Directive :: Where a line of the listing below includes the word "caption", reproduce that line.

** begin Exercise materials **

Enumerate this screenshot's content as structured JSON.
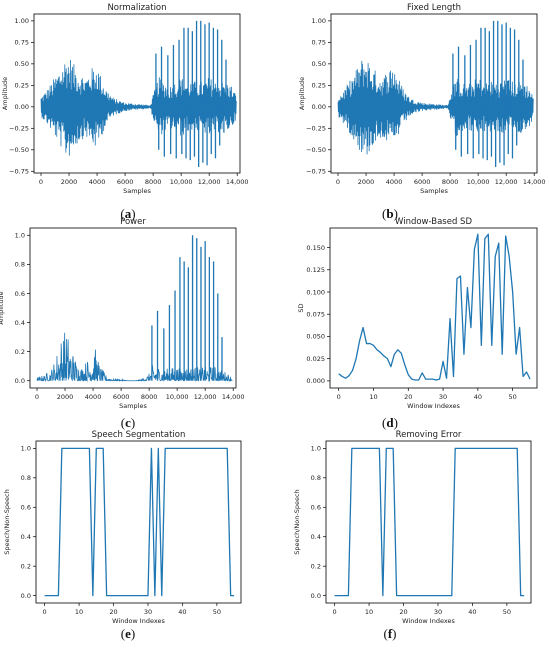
{
  "colors": {
    "line": "#1f77b4",
    "axis": "#000000"
  },
  "panels": [
    {
      "id": "a",
      "caption": "a",
      "title": "Normalization",
      "xlabel": "Samples",
      "ylabel": "Amplitude"
    },
    {
      "id": "b",
      "caption": "b",
      "title": "Fixed Length",
      "xlabel": "Samples",
      "ylabel": "Amplitude"
    },
    {
      "id": "c",
      "caption": "c",
      "title": "Power",
      "xlabel": "Samples",
      "ylabel": "Amplitude"
    },
    {
      "id": "d",
      "caption": "d",
      "title": "Window-Based SD",
      "xlabel": "Window Indexes",
      "ylabel": "SD"
    },
    {
      "id": "e",
      "caption": "e",
      "title": "Speech Segmentation",
      "xlabel": "Window Indexes",
      "ylabel": "Speech/Non-Speech"
    },
    {
      "id": "f",
      "caption": "f",
      "title": "Removing Error",
      "xlabel": "Window Indexes",
      "ylabel": "Speech/Non-Speech"
    }
  ],
  "chart_data": [
    {
      "type": "line",
      "title": "Normalization",
      "xlabel": "Samples",
      "ylabel": "Amplitude",
      "xlim": [
        -500,
        14200
      ],
      "ylim": [
        -0.77,
        1.08
      ],
      "xticks": [
        0,
        2000,
        4000,
        6000,
        8000,
        10000,
        12000,
        14000
      ],
      "xticklabels": [
        "0",
        "2000",
        "4000",
        "6000",
        "8000",
        "10,000",
        "12,000",
        "14,000"
      ],
      "yticks": [
        -0.75,
        -0.5,
        -0.25,
        0.0,
        0.25,
        0.5,
        0.75,
        1.0
      ],
      "yticklabels": [
        "−0.75",
        "−0.50",
        "−0.25",
        "0.00",
        "0.25",
        "0.50",
        "0.75",
        "1.00"
      ],
      "envelope": {
        "x": [
          0,
          500,
          1000,
          1500,
          1800,
          2100,
          2400,
          2800,
          3200,
          3600,
          4000,
          4300,
          4700,
          5200,
          6000,
          6500,
          7200,
          7800,
          8100,
          8400,
          8800,
          9200,
          9600,
          10000,
          10400,
          10800,
          11200,
          11600,
          12000,
          12400,
          12800,
          13200,
          13600,
          13900
        ],
        "y": [
          0.12,
          0.22,
          0.35,
          0.5,
          0.6,
          0.58,
          0.48,
          0.4,
          0.35,
          0.45,
          0.5,
          0.35,
          0.2,
          0.1,
          0.05,
          0.04,
          0.03,
          0.02,
          0.2,
          0.35,
          0.3,
          0.25,
          0.3,
          0.35,
          0.3,
          0.3,
          0.3,
          0.3,
          0.35,
          0.3,
          0.3,
          0.3,
          0.25,
          0.15
        ]
      },
      "spikes_pos": {
        "x": [
          8200,
          8600,
          9050,
          9450,
          9850,
          10200,
          10500,
          10800,
          11100,
          11400,
          11700,
          12000,
          12300,
          12600,
          12900,
          13200
        ],
        "y": [
          0.62,
          0.7,
          0.6,
          0.72,
          0.78,
          0.92,
          0.92,
          0.88,
          1.0,
          1.0,
          0.96,
          0.98,
          0.92,
          0.9,
          0.78,
          0.55
        ]
      },
      "spikes_neg": {
        "x": [
          8400,
          8800,
          9250,
          9650,
          10050,
          10350,
          10650,
          10950,
          11250,
          11550,
          11850,
          12150,
          12450,
          12750,
          13050
        ],
        "y": [
          -0.5,
          -0.58,
          -0.55,
          -0.6,
          -0.55,
          -0.6,
          -0.62,
          -0.58,
          -0.7,
          -0.65,
          -0.68,
          -0.55,
          -0.6,
          -0.45,
          -0.3
        ]
      }
    },
    {
      "type": "line",
      "title": "Fixed Length",
      "xlabel": "Samples",
      "ylabel": "Amplitude",
      "xlim": [
        -500,
        14200
      ],
      "ylim": [
        -0.77,
        1.08
      ],
      "xticks": [
        0,
        2000,
        4000,
        6000,
        8000,
        10000,
        12000,
        14000
      ],
      "xticklabels": [
        "0",
        "2000",
        "4000",
        "6000",
        "8000",
        "10,000",
        "12,000",
        "14,000"
      ],
      "yticks": [
        -0.75,
        -0.5,
        -0.25,
        0.0,
        0.25,
        0.5,
        0.75,
        1.0
      ],
      "yticklabels": [
        "−0.75",
        "−0.50",
        "−0.25",
        "0.00",
        "0.25",
        "0.50",
        "0.75",
        "1.00"
      ],
      "envelope": {
        "x": [
          0,
          500,
          1000,
          1500,
          1800,
          2100,
          2400,
          2800,
          3200,
          3600,
          4000,
          4300,
          4700,
          5200,
          6000,
          6500,
          7200,
          7800,
          8100,
          8400,
          8800,
          9200,
          9600,
          10000,
          10400,
          10800,
          11200,
          11600,
          12000,
          12400,
          12800,
          13200,
          13600,
          13900
        ],
        "y": [
          0.12,
          0.22,
          0.35,
          0.5,
          0.6,
          0.58,
          0.48,
          0.4,
          0.35,
          0.45,
          0.5,
          0.35,
          0.2,
          0.1,
          0.05,
          0.04,
          0.03,
          0.02,
          0.2,
          0.35,
          0.3,
          0.25,
          0.3,
          0.35,
          0.3,
          0.3,
          0.3,
          0.3,
          0.35,
          0.3,
          0.3,
          0.3,
          0.25,
          0.15
        ]
      },
      "spikes_pos": {
        "x": [
          8200,
          8600,
          9050,
          9450,
          9850,
          10200,
          10500,
          10800,
          11100,
          11400,
          11700,
          12000,
          12300,
          12600,
          12900,
          13200
        ],
        "y": [
          0.62,
          0.7,
          0.6,
          0.72,
          0.78,
          0.92,
          0.92,
          0.88,
          1.0,
          1.0,
          0.96,
          0.98,
          0.92,
          0.9,
          0.78,
          0.55
        ]
      },
      "spikes_neg": {
        "x": [
          8400,
          8800,
          9250,
          9650,
          10050,
          10350,
          10650,
          10950,
          11250,
          11550,
          11850,
          12150,
          12450,
          12750,
          13050
        ],
        "y": [
          -0.5,
          -0.58,
          -0.55,
          -0.6,
          -0.55,
          -0.6,
          -0.62,
          -0.58,
          -0.7,
          -0.65,
          -0.68,
          -0.55,
          -0.6,
          -0.45,
          -0.3
        ]
      }
    },
    {
      "type": "line",
      "title": "Power",
      "xlabel": "Samples",
      "ylabel": "Amplitude",
      "xlim": [
        -500,
        14200
      ],
      "ylim": [
        -0.05,
        1.05
      ],
      "xticks": [
        0,
        2000,
        4000,
        6000,
        8000,
        10000,
        12000,
        14000
      ],
      "xticklabels": [
        "0",
        "2000",
        "4000",
        "6000",
        "8000",
        "10,000",
        "12,000",
        "14,000"
      ],
      "yticks": [
        0.0,
        0.2,
        0.4,
        0.6,
        0.8,
        1.0
      ],
      "yticklabels": [
        "0.0",
        "0.2",
        "0.4",
        "0.6",
        "0.8",
        "1.0"
      ],
      "envelope": {
        "x": [
          0,
          500,
          1000,
          1300,
          1600,
          1900,
          2200,
          2500,
          2800,
          3200,
          3600,
          3900,
          4200,
          4500,
          5000,
          5500,
          6000,
          6500,
          7000,
          7500,
          8000,
          8300,
          8700,
          9100,
          9500,
          9900,
          10300,
          10700,
          11100,
          11500,
          11900,
          12300,
          12700,
          13100,
          13500,
          13900
        ],
        "y": [
          0.02,
          0.04,
          0.08,
          0.15,
          0.28,
          0.36,
          0.33,
          0.22,
          0.15,
          0.1,
          0.15,
          0.25,
          0.22,
          0.1,
          0.03,
          0.01,
          0.01,
          0.0,
          0.0,
          0.01,
          0.05,
          0.12,
          0.1,
          0.08,
          0.09,
          0.1,
          0.1,
          0.1,
          0.1,
          0.1,
          0.1,
          0.1,
          0.1,
          0.08,
          0.06,
          0.03
        ]
      },
      "spikes_pos": {
        "x": [
          8200,
          8600,
          9050,
          9450,
          9850,
          10200,
          10500,
          10800,
          11100,
          11400,
          11700,
          12000,
          12300,
          12600,
          12900,
          13200
        ],
        "y": [
          0.38,
          0.48,
          0.36,
          0.52,
          0.62,
          0.85,
          0.82,
          0.78,
          1.0,
          0.98,
          0.92,
          0.96,
          0.85,
          0.82,
          0.6,
          0.3
        ]
      },
      "spikes_neg": {
        "x": [],
        "y": []
      }
    },
    {
      "type": "line",
      "title": "Window-Based SD",
      "xlabel": "Window Indexes",
      "ylabel": "SD",
      "xlim": [
        -2.5,
        57
      ],
      "ylim": [
        -0.008,
        0.172
      ],
      "xticks": [
        0,
        10,
        20,
        30,
        40,
        50
      ],
      "xticklabels": [
        "0",
        "10",
        "20",
        "30",
        "40",
        "50"
      ],
      "yticks": [
        0.0,
        0.025,
        0.05,
        0.075,
        0.1,
        0.125,
        0.15
      ],
      "yticklabels": [
        "0.000",
        "0.025",
        "0.050",
        "0.075",
        "0.100",
        "0.125",
        "0.150"
      ],
      "x": [
        0,
        1,
        2,
        3,
        4,
        5,
        6,
        7,
        8,
        9,
        10,
        11,
        12,
        13,
        14,
        15,
        16,
        17,
        18,
        19,
        20,
        21,
        22,
        23,
        24,
        25,
        26,
        27,
        28,
        29,
        30,
        31,
        32,
        33,
        34,
        35,
        36,
        37,
        38,
        39,
        40,
        41,
        42,
        43,
        44,
        45,
        46,
        47,
        48,
        49,
        50,
        51,
        52,
        53,
        54,
        55
      ],
      "y": [
        0.008,
        0.005,
        0.003,
        0.006,
        0.012,
        0.025,
        0.045,
        0.06,
        0.042,
        0.042,
        0.04,
        0.035,
        0.032,
        0.028,
        0.025,
        0.016,
        0.03,
        0.035,
        0.031,
        0.018,
        0.007,
        0.002,
        0.001,
        0.001,
        0.009,
        0.002,
        0.002,
        0.002,
        0.001,
        0.002,
        0.022,
        0.003,
        0.07,
        0.005,
        0.115,
        0.118,
        0.03,
        0.105,
        0.06,
        0.148,
        0.165,
        0.04,
        0.16,
        0.165,
        0.04,
        0.14,
        0.155,
        0.03,
        0.163,
        0.14,
        0.1,
        0.03,
        0.06,
        0.005,
        0.01,
        0.002
      ]
    },
    {
      "type": "line",
      "title": "Speech Segmentation",
      "xlabel": "Window Indexes",
      "ylabel": "Speech/Non-Speech",
      "xlim": [
        -2.5,
        57
      ],
      "ylim": [
        -0.05,
        1.05
      ],
      "xticks": [
        0,
        10,
        20,
        30,
        40,
        50
      ],
      "xticklabels": [
        "0",
        "10",
        "20",
        "30",
        "40",
        "50"
      ],
      "yticks": [
        0.0,
        0.2,
        0.4,
        0.6,
        0.8,
        1.0
      ],
      "yticklabels": [
        "0.0",
        "0.2",
        "0.4",
        "0.6",
        "0.8",
        "1.0"
      ],
      "x": [
        0,
        1,
        2,
        3,
        4,
        5,
        6,
        7,
        8,
        9,
        10,
        11,
        12,
        13,
        14,
        15,
        16,
        17,
        18,
        19,
        20,
        21,
        22,
        23,
        24,
        25,
        26,
        27,
        28,
        29,
        30,
        31,
        32,
        33,
        34,
        35,
        36,
        37,
        38,
        39,
        40,
        41,
        42,
        43,
        44,
        45,
        46,
        47,
        48,
        49,
        50,
        51,
        52,
        53,
        54,
        55
      ],
      "y": [
        0,
        0,
        0,
        0,
        0,
        1,
        1,
        1,
        1,
        1,
        1,
        1,
        1,
        1,
        0,
        1,
        1,
        1,
        0,
        0,
        0,
        0,
        0,
        0,
        0,
        0,
        0,
        0,
        0,
        0,
        0,
        1,
        0,
        1,
        0,
        1,
        1,
        1,
        1,
        1,
        1,
        1,
        1,
        1,
        1,
        1,
        1,
        1,
        1,
        1,
        1,
        1,
        1,
        1,
        0,
        0
      ]
    },
    {
      "type": "line",
      "title": "Removing Error",
      "xlabel": "Window Indexes",
      "ylabel": "Speech/Non-Speech",
      "xlim": [
        -2.5,
        57
      ],
      "ylim": [
        -0.05,
        1.05
      ],
      "xticks": [
        0,
        10,
        20,
        30,
        40,
        50
      ],
      "xticklabels": [
        "0",
        "10",
        "20",
        "30",
        "40",
        "50"
      ],
      "yticks": [
        0.0,
        0.2,
        0.4,
        0.6,
        0.8,
        1.0
      ],
      "yticklabels": [
        "0.0",
        "0.2",
        "0.4",
        "0.6",
        "0.8",
        "1.0"
      ],
      "x": [
        0,
        1,
        2,
        3,
        4,
        5,
        6,
        7,
        8,
        9,
        10,
        11,
        12,
        13,
        14,
        15,
        16,
        17,
        18,
        19,
        20,
        21,
        22,
        23,
        24,
        25,
        26,
        27,
        28,
        29,
        30,
        31,
        32,
        33,
        34,
        35,
        36,
        37,
        38,
        39,
        40,
        41,
        42,
        43,
        44,
        45,
        46,
        47,
        48,
        49,
        50,
        51,
        52,
        53,
        54,
        55
      ],
      "y": [
        0,
        0,
        0,
        0,
        0,
        1,
        1,
        1,
        1,
        1,
        1,
        1,
        1,
        1,
        0,
        1,
        1,
        1,
        0,
        0,
        0,
        0,
        0,
        0,
        0,
        0,
        0,
        0,
        0,
        0,
        0,
        0,
        0,
        0,
        0,
        1,
        1,
        1,
        1,
        1,
        1,
        1,
        1,
        1,
        1,
        1,
        1,
        1,
        1,
        1,
        1,
        1,
        1,
        1,
        0,
        0
      ]
    }
  ]
}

** end Exercise materials **

Output of the exercise ::
      "caption": "a",
      "caption": "b",
      "caption": "c",
      "caption": "d",
      "caption": "e",
      "caption": "f",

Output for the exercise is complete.